DER AUSGANGSTEXT –
Natürlich kann man als Schriftsteller auch einmal etwas erwähnen, das im
Verlauf der Handlung keinerlei weitere Bedeutung haben wird. Im Großen und
Ganzen jedoch sind es die Umstände, die etwas über die Protagonisten und ihren
Charakter aussagen, die für eine gute Geschichte entscheidend sind.
Ein
eher nüchterner, sachlicher Charakter wird seine Wohnung vermutlich klar und
steril halten. Metall und Farblosigkeit könnten dabei eine Rolle spielen. Eine
verspielte Person hat wahrscheinlich viele Kleinigkeiten, verschiedene
Stilrichtungen und dekorative Elemente in den eigenen vier Wänden. Bei den
Materialien wird sie Stoffe, Holz und Farben bevorzugen. Gesetzt den Fall,
mehrere Personen teilen sich eine Behausung, sei es eine Wohngemeinschaft, ein
Paar oder eine Familie, gilt es zu berücksichtigen, wer sich wohl an welcher
Stelle der Wohnung eingebracht hat.
Wie
bei jedem Aspekt der perfekten Hauptfigur, kann man auch die Umgebung der
Protagonisten mit dem oder gegen den Strich bürsten. Auch hier können
„geschlechtertypische“ Vorlieben bedient oder gerade nicht bedient werden. Frauen
können karge, nüchterne und Männer liebevoll dekorierte Gemächer bewohnen. Je
nachdem was zu ihrem Charakter passt…
Mit
das wichtigste an einer guten Romanfigur, vor allem einer Hauptfigur, ist ihre
Entwicklung. Findet im Laufe der Geschichte keine Entwicklung statt, so wird
die Figur vermutlich ziemlich schnell uninteressant. Ein Protagonist, der sich
nicht verändert, also zum Beispiel nichts dazulernt, ist nur die Hälfte, wenn
nicht sogar noch weniger, wert.
Was
aber ist bei dieser Entwicklung wichtig? Die Entwicklung einer Figur im Laufe
der Geschichte ergibt sich zunächst einmal aus den Erfahrungen, die sie in
dieser Zeit macht. Je nachdem, ob ihr Gutes oder Schlechtes widerfährt, ob sie
enttäuscht, ermutigt oder bestätigt wird, wird sie sich in ihrer Zukunft anders
oder ähnlich verhalten.
Dabei
ist es wahrscheinlich auch nicht ganz unerheblich, ob ihre Reaktionen auf die
einzelnen Erlebnisse glaubwürdig sind oder nicht. Natürlich kann eine Figur
auch mal ganz anders handeln als man es als Leser erwartet. Das ist vermutlich
sogar interessanter als der gegenteilige Fall. Doch muss ihre Reaktion dabei
für den Leser unbedingt nachvollziehbar bleiben.

VORGEGEBENE DATEN –

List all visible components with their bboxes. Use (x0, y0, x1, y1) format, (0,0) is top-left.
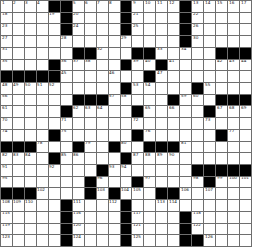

DEINE AUFGABEN –
(1) Welche Arten von gemeinsamem Wohnen nennt der Ausgangstext über Romanfiguren als Beispiele, wenn sich mehrere Personen eine Behausung teilen? Zähl sie alle auf.
(2) Schreib den Text über Romanfiguren nach seinem letzten Satz weiter.

ANTWORTEN DER REIHE NACH –
(1) Wohngemeinschaft, Paar, Familie

(2)
Die
Glaubwürdigkeit ergibt sich dabei aus dem Charakter und der Vergangenheit des
Protagonisten. Je nachdem wie er angelegt ist, muss er sich auch entwickeln. Es
hat also nicht jede Figur grundsätzlich die Voraussetzung für jede Art von
Entwicklung. Das darf man als Autor nicht aus den Augen verlieren.
Manchmal
hat man als Schriftsteller das Gefühl, die Romanfiguren würden sich ohne das
eigene Zutun entwickeln. Dann ergibt sich jeder weitere Schritt aus dem
vorangegangenen. Das erleichtert das Schreiben durchaus, kann aber auch
gefährlich sein. Denn dabei sollte man die Hintergründe und die Vergangenheit der entsprechenden
Protagonisten auf keinen Fall aus dem Auge verlieren. Sie könnten sonst eventuell an Glaubwürdigkeit
verlieren oder sogar komplett aus dem Ruder laufen.
Figuren,
die ein Eigenleben entwickeln, muss man also immer wieder „zur Raison rufen“,
wenn sie sich nicht auf eigene Faust in eine vielleicht etwas falsche Richtung
verändern sollen. Ihre Entwicklung ist wichtig, sollte aber nicht auf Teufel
komm raus sozusagen „übers Knie gebrochen“ werden.
Ein
für mich auch immer wieder nicht ganz einfacher Aspekt von Romanfiguren ist
ihre Sprache. Sie kann nicht nur Ausdruck des Landes oder der Region sein, aus
der die Person kommt. In der Sprache können sich auch der Stand, der Beruf, das
Alter oder auch Teile des Charakters niederschlagen. Deshalb ist sie ebenfalls
wichtig für das Bild, das der Leser von den Protagonisten bekommt.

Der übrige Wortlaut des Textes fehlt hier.